*** Records supplied
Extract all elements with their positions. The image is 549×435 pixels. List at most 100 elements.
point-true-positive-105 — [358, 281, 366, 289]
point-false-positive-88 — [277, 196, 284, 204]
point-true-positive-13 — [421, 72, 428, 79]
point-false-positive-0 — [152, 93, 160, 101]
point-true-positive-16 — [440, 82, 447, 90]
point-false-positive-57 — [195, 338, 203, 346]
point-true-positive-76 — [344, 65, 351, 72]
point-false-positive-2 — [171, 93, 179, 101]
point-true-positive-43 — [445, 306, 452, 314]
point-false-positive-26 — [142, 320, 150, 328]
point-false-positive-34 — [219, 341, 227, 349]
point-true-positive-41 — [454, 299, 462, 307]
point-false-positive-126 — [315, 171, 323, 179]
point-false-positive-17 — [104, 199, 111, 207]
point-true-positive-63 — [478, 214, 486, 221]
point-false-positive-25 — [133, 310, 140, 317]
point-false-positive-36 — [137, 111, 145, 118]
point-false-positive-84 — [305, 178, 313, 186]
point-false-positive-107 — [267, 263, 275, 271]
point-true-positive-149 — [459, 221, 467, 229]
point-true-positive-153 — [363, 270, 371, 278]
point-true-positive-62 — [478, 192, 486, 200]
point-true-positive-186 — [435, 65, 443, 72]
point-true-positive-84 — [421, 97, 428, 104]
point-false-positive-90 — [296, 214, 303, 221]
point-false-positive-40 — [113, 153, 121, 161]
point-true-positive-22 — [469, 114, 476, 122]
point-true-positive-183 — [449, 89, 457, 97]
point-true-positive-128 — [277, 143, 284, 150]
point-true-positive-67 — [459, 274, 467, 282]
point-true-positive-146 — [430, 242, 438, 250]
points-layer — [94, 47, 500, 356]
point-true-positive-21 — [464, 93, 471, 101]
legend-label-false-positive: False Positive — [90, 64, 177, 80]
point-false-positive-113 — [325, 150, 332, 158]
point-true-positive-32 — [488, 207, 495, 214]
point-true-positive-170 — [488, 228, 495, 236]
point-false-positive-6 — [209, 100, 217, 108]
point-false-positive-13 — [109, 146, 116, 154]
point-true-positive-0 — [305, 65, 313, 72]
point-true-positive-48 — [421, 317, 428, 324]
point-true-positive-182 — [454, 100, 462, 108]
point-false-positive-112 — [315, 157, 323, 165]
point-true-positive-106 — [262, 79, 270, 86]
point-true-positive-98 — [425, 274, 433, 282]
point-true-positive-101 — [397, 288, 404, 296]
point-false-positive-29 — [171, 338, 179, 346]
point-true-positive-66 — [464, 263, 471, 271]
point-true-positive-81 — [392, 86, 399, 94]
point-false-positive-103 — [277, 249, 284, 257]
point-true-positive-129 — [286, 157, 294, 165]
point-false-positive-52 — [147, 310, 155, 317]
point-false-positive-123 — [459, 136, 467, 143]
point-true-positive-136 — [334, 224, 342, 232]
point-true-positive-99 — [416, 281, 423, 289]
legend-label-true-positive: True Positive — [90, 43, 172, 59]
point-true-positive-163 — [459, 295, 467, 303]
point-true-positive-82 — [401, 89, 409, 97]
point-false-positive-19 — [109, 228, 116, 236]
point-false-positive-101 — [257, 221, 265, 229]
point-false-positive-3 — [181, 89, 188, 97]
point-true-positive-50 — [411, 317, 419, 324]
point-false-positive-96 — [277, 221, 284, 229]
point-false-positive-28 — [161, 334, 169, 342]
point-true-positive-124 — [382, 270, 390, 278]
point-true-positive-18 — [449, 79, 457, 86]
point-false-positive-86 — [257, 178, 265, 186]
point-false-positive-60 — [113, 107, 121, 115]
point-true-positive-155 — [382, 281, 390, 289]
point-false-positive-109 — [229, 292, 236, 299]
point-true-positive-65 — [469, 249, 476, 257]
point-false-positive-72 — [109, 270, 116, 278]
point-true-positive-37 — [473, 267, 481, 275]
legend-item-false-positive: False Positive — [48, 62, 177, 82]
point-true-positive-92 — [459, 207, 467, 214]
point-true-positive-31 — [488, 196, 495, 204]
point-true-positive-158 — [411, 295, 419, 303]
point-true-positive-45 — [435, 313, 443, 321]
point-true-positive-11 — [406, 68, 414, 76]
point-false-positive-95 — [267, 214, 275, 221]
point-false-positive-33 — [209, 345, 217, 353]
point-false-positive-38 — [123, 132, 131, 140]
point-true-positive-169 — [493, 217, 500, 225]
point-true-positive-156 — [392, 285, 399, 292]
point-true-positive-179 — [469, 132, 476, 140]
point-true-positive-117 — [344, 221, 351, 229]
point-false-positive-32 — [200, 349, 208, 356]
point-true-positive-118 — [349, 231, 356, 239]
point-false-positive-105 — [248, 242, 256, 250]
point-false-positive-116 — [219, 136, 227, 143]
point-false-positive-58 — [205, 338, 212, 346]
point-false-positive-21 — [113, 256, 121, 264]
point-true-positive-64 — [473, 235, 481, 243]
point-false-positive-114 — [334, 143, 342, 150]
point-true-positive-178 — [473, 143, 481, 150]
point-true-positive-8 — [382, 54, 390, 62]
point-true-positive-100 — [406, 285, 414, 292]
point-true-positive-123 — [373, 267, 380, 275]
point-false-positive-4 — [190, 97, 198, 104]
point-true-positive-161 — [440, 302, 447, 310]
******
Stated task —
Filter the items above, keeping every line that contains the string "legend". Case counts.

Solution to this task —
legend-label-false-positive: False Positive — [90, 64, 177, 80]
legend-label-true-positive: True Positive — [90, 43, 172, 59]
legend-item-false-positive: False Positive — [48, 62, 177, 82]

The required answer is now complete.